● What you will do:
All entries must be repeated exactly; do not include the pictures.

(Source records)
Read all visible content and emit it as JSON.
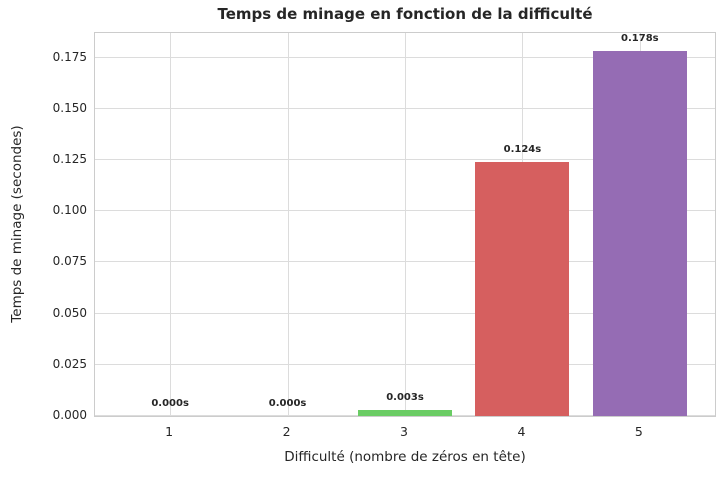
{
  "chart_data": {
    "type": "bar",
    "title": "Temps de minage en fonction de la difficulté",
    "xlabel": "Difficulté (nombre de zéros en tête)",
    "ylabel": "Temps de minage (secondes)",
    "categories": [
      "1",
      "2",
      "3",
      "4",
      "5"
    ],
    "values": [
      0.0,
      0.0,
      0.003,
      0.124,
      0.178
    ],
    "bar_labels": [
      "0.000s",
      "0.000s",
      "0.003s",
      "0.124s",
      "0.178s"
    ],
    "bar_colors": [
      "#4878d0",
      "#ee854a",
      "#6acc64",
      "#d65f5f",
      "#956cb4"
    ],
    "bar_width": 0.8,
    "yticks": [
      0.0,
      0.025,
      0.05,
      0.075,
      0.1,
      0.125,
      0.15,
      0.175
    ],
    "ytick_labels": [
      "0.000",
      "0.025",
      "0.050",
      "0.075",
      "0.100",
      "0.125",
      "0.150",
      "0.175"
    ],
    "xlim": [
      -0.64,
      4.64
    ],
    "ylim": [
      0,
      0.187
    ],
    "grid": true,
    "legend": "none",
    "colors": {
      "grid": "#dcdcdc",
      "spine": "#cccccc",
      "text": "#262626",
      "background": "#ffffff"
    }
  }
}
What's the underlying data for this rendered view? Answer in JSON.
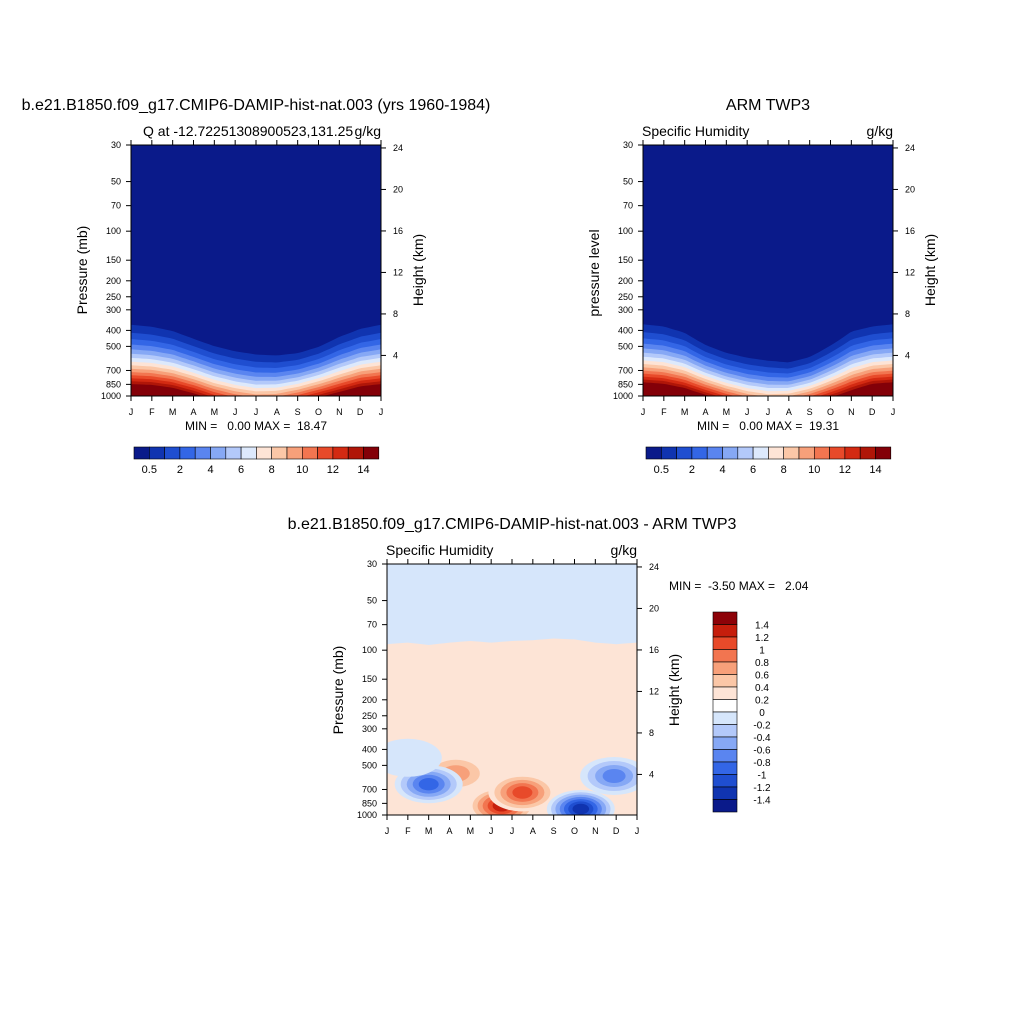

● Correct result:
Read all visible content and emit it as JSON.
{
  "chart_data": {
    "type": "bar",
    "title": "Temps de minage en fonction de la difficulté",
    "xlabel": "Difficulté (nombre de zéros en tête)",
    "ylabel": "Temps de minage (secondes)",
    "categories": [
      "1",
      "2",
      "3",
      "4",
      "5"
    ],
    "values": [
      0.0,
      0.0,
      0.003,
      0.124,
      0.178
    ],
    "bar_labels": [
      "0.000s",
      "0.000s",
      "0.003s",
      "0.124s",
      "0.178s"
    ],
    "bar_colors": [
      "#4878d0",
      "#ee854a",
      "#6acc64",
      "#d65f5f",
      "#956cb4"
    ],
    "bar_width": 0.8,
    "yticks": [
      0.0,
      0.025,
      0.05,
      0.075,
      0.1,
      0.125,
      0.15,
      0.175
    ],
    "ytick_labels": [
      "0.000",
      "0.025",
      "0.050",
      "0.075",
      "0.100",
      "0.125",
      "0.150",
      "0.175"
    ],
    "xlim": [
      -0.64,
      4.64
    ],
    "ylim": [
      0,
      0.187
    ],
    "grid": true,
    "legend": "none",
    "colors": {
      "grid": "#dcdcdc",
      "spine": "#cccccc",
      "text": "#262626",
      "background": "#ffffff"
    }
  }
}
What's the underlying data for this rendered view? Answer in JSON.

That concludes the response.